_GOAL:_
Output the full listing below exactly as it reads, and skip anything that is a picture.

Extracted data entries:
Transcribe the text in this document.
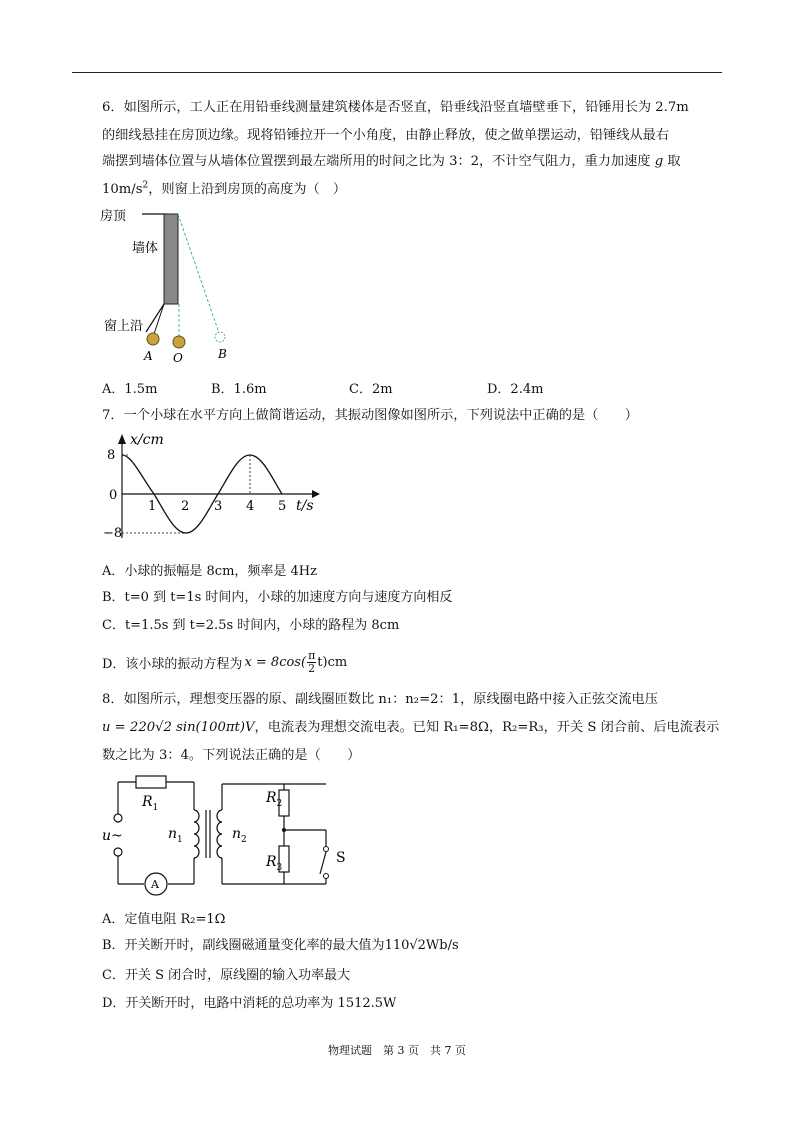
6．如图所示，工人正在用铅垂线测量建筑楼体是否竖直，铅垂线沿竖直墙壁垂下，铅锤用长为 2.7m
的细线悬挂在房顶边缘。现将铅锤拉开一个小角度，由静止释放，使之做单摆运动，铅锤线从最右
端摆到墙体位置与从墙体位置摆到最左端所用的时间之比为 3：2，不计空气阻力，重力加速度 g 取
$10m/s^2$，则窗上沿到房顶的高度为（　）
房顶
墙体
窗上沿
A O	B
A．1.5m	B．1.6m	C．2m	D．2.4m
7．一个小球在水平方向上做简谐运动，其振动图像如图所示，下列说法中正确的是（　　）
x/cm
8
0
−8
1 2 3 4 5 t/s
A．小球的振幅是 8cm，频率是 4Hz
B．t=0 到 t=1s 时间内，小球的加速度方向与速度方向相反
C．t=1.5s 到 t=2.5s 时间内，小球的路程为 8cm
D．该小球的振动方程为 x = 8cos( π
2 t)cm
8．如图所示，理想变压器的原、副线圈匝数比 n₁：n₂=2：1，原线圈电路中接入正弦交流电压
u = 220√2 sin(100πt)V，电流表为理想交流电表。已知 R₁=8Ω，R₂=R₃，开关 S 闭合前、后电流表示
数之比为 3：4。下列说法正确的是（　　）
$R_1$
$R_2$
$R_3$
$n_1$	$n_2$
u~
A
S
A．定值电阻 R₂=1Ω
B．开关断开时，副线圈磁通量变化率的最大值为110√2Wb/s
C．开关 S 闭合时，原线圈的输入功率最大
D．开关断开时，电路中消耗的总功率为 1512.5W
物理试题　第 3 页　共 7 页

_SOLUTION FOR THIS EXERCISE:_
Transcribe the text in this document.
6．如图所示，工人正在用铅垂线测量建筑楼体是否竖直，铅垂线沿竖直墙壁垂下，铅锤用长为 2.7m
的细线悬挂在房顶边缘。现将铅锤拉开一个小角度，由静止释放，使之做单摆运动，铅锤线从最右
端摆到墙体位置与从墙体位置摆到最左端所用的时间之比为 3：2，不计空气阻力，重力加速度 g 取
$10m/s^2$，则窗上沿到房顶的高度为（　）
房顶
墙体
窗上沿
A O	B
A．1.5m	B．1.6m	C．2m	D．2.4m
7．一个小球在水平方向上做简谐运动，其振动图像如图所示，下列说法中正确的是（　　）
x/cm
8
0
−8
1 2 3 4 5 t/s
A．小球的振幅是 8cm，频率是 4Hz
B．t=0 到 t=1s 时间内，小球的加速度方向与速度方向相反
C．t=1.5s 到 t=2.5s 时间内，小球的路程为 8cm
D．该小球的振动方程为 x = 8cos( π
2 t)cm
8．如图所示，理想变压器的原、副线圈匝数比 n₁：n₂=2：1，原线圈电路中接入正弦交流电压
u = 220√2 sin(100πt)V，电流表为理想交流电表。已知 R₁=8Ω，R₂=R₃，开关 S 闭合前、后电流表示
数之比为 3：4。下列说法正确的是（　　）
$R_1$
$R_2$
$R_3$
$n_1$	$n_2$
u~
A
S
A．定值电阻 R₂=1Ω
B．开关断开时，副线圈磁通量变化率的最大值为110√2Wb/s
C．开关 S 闭合时，原线圈的输入功率最大
D．开关断开时，电路中消耗的总功率为 1512.5W
物理试题　第 3 页　共 7 页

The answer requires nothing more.